### Task requirements
Answer these questions from the risk and governance text below:
1. Through which committees do the Executive Committees provide oversight and governance?
2. Who heads the Business Risk and Assurance Committees?
3. What two types of climate-change risk are businesses increasingly facing?

### Extract provided
* * *
Risk and Governance

Nikhil
R. Meswani

Hital R.
Meswani

Srikanth
Venkatachari

Laxmidas V.
Merchant

Harish
Shah

K. R. Raja

Reliance Risk Management Framework provides a consistent, clear and robust framework for managing risks across the group and thus is fundamental to our performance and progress. The integrated risk framework helps the Group to ensure that activities to manage risk are designed, implemented and operating effectively.

Enterprise Risk Management (ERM) at Reliance

The Company’s Risk Management Framework follows the below mentioned risk assessment process and thus enables the management to:

Governance Framework

Reliance’s Risk Management Framework is designed to be an end-to-end framework for managing and reporting risks from the Group’s operations to the Board.

Executive Committees provide oversight and governance through Group Operational Risk Committee, Group Financial Risk Committee, Group Audit and Disclosure Committee, Group Compliance Committee, and Group People Committee.

Business Risk and Assurance Committees are headed by the Business, Function and Group leadership who integrate multidisciplinary views on key organisational risks, prioritise the most relevant risks and align risk management, internal control and assurance activities across the Three Lines of Defense.

Business and Functional Leaders ensure safe and reliable incident-free daily operations through identification, mitigation and monitoring of existing and new risks on day-to-day basis.

Risks and Response

Strategic and Commercial Risks

Climate Change and Energy Transition

Impact on: N, All businesses

Risk Description

Businesses are increasingly facing physical and transition risks associated with climate change. Growing vulnerability to unpredictable weather events (acute) and changes in long-term climate patterns (chronic) could affect RIL’s assets, operations and supply chains. Furthermore, transition risks arising from changes in regulations, evolving stakeholder expectations and technology advancements could also impact RIL.
* * *
### Dataset content
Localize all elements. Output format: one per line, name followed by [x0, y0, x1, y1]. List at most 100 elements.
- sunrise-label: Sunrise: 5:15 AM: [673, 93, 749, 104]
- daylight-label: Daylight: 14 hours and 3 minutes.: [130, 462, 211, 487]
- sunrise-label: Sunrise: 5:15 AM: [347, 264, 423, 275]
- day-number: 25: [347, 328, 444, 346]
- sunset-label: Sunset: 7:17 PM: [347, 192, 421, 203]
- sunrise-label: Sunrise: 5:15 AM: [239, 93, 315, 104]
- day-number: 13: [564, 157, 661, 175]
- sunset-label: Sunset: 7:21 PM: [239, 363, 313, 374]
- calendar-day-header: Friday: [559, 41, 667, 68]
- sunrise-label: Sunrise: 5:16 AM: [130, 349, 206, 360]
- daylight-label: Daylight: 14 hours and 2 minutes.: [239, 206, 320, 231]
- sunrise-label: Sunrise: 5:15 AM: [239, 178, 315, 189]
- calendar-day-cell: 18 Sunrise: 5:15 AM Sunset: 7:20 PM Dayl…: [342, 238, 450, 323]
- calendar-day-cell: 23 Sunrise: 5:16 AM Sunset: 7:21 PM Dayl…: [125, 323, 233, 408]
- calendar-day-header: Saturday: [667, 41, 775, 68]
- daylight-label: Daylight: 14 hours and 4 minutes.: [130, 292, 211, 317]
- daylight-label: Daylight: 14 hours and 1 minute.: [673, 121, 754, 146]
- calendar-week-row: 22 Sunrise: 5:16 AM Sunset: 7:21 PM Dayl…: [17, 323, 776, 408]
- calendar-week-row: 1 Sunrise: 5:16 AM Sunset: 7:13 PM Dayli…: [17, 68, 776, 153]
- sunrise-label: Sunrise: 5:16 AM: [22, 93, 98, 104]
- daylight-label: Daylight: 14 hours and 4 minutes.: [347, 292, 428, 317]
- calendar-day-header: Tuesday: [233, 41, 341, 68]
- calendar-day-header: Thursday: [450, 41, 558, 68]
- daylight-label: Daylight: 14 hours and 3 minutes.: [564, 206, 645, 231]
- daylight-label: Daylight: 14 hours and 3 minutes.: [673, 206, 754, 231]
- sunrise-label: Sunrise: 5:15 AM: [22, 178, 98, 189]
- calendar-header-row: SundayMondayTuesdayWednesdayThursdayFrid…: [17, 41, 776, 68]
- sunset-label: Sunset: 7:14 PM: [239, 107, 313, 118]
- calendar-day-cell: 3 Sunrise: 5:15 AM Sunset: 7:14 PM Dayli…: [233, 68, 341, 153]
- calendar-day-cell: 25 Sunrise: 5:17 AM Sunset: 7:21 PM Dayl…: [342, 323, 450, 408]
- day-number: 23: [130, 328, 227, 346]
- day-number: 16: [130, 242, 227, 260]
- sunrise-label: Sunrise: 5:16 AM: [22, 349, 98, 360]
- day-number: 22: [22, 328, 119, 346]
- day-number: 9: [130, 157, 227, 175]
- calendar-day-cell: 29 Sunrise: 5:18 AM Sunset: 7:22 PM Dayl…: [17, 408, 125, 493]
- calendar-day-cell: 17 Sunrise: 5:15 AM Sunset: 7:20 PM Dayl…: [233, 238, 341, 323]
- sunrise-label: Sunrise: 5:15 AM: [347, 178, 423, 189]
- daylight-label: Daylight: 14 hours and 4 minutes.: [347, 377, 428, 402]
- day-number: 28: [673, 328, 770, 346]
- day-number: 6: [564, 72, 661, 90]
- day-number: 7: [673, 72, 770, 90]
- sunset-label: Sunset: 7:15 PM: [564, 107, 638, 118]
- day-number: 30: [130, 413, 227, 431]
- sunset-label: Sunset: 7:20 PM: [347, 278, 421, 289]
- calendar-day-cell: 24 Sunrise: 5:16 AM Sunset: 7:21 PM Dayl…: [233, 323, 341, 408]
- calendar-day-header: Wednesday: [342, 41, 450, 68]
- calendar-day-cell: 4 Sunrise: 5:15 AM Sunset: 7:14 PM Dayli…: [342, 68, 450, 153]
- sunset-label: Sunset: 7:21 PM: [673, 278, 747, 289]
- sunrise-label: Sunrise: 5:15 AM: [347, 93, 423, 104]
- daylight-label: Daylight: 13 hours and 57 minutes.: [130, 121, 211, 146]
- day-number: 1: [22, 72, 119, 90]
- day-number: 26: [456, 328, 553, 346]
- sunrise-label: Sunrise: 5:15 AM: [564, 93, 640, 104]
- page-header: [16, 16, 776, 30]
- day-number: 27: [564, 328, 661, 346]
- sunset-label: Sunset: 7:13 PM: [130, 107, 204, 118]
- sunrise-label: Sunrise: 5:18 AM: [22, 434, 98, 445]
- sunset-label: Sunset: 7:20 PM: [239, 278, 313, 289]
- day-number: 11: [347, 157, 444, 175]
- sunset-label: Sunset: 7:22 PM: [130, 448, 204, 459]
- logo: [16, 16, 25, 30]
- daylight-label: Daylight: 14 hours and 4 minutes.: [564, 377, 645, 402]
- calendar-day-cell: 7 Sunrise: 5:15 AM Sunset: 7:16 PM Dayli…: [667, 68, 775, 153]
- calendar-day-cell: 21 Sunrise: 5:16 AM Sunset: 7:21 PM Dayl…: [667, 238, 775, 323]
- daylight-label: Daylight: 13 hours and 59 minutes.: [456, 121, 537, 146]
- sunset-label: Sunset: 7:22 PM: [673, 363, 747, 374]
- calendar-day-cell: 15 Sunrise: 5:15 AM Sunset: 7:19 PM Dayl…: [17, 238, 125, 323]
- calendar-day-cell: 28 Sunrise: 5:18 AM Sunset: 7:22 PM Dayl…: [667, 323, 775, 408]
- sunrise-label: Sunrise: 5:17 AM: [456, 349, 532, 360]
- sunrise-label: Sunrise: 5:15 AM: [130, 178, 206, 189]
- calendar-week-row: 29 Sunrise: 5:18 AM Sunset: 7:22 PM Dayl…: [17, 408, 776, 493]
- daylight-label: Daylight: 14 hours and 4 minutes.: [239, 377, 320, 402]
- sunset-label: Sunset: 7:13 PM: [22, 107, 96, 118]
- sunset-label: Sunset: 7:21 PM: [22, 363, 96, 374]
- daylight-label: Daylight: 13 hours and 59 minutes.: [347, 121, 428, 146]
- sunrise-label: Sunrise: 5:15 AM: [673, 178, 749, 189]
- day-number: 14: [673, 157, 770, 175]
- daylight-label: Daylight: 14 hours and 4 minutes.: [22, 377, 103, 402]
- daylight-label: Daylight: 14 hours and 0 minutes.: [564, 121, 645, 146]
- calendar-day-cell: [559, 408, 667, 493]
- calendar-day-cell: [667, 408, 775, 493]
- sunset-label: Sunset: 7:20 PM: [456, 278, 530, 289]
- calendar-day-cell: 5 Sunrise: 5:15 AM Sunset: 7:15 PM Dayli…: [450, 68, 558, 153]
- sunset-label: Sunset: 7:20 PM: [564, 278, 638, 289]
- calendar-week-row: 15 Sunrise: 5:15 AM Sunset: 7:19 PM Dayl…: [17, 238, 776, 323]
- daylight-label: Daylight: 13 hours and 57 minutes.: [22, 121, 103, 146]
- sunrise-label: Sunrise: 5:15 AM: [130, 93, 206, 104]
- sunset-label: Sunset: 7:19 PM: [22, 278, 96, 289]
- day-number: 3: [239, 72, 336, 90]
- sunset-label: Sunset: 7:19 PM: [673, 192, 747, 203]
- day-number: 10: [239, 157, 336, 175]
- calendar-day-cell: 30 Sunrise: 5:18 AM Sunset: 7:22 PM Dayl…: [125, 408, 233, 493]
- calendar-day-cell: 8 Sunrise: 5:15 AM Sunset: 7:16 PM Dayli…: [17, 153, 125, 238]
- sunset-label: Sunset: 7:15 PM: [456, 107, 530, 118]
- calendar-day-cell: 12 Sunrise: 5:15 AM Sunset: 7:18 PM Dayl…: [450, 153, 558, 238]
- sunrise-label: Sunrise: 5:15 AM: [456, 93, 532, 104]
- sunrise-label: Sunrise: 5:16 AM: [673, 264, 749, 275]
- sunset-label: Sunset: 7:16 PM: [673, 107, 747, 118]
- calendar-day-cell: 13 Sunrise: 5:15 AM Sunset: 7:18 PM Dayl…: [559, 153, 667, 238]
* * *
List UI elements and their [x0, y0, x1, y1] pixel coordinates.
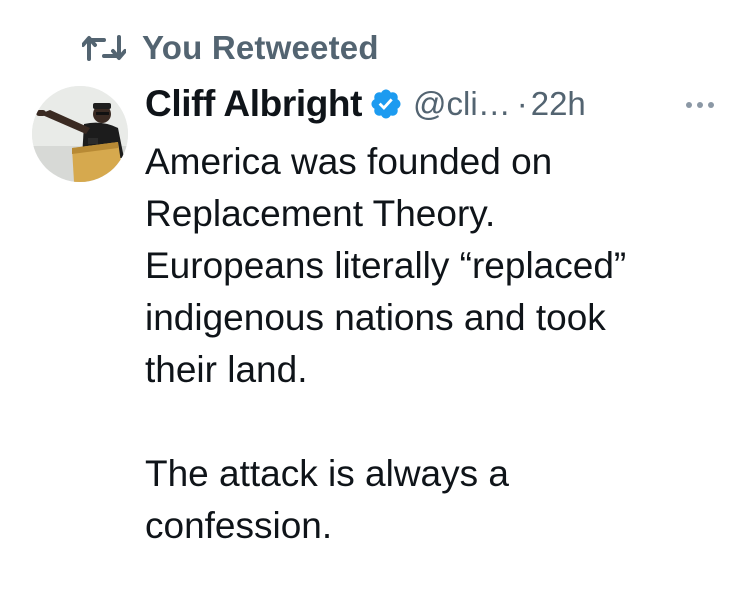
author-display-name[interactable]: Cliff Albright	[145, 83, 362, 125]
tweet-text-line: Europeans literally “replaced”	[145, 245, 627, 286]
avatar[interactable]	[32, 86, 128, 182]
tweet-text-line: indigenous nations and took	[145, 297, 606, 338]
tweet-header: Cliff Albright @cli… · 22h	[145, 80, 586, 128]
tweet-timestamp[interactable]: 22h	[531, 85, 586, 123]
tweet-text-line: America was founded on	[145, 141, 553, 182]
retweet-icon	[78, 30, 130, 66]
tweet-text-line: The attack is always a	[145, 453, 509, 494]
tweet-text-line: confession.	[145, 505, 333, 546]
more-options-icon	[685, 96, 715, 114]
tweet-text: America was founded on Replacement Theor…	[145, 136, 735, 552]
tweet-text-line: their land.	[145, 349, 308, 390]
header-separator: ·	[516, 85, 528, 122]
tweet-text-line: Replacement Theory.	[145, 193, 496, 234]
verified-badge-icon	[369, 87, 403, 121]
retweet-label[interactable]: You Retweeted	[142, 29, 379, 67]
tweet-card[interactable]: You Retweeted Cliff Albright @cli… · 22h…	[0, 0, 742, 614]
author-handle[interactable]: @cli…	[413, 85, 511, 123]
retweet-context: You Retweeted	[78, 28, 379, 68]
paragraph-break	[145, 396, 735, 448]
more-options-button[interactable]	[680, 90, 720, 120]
* * *
### Right answer
1. Group Operational Risk Committee, Group Financial Risk Committee, Group Audit and Disclosure Committee, Group Compliance Committee, and Group People Committee.
2. The Business, Function and Group leadership.
3. Physical risks and transition risks.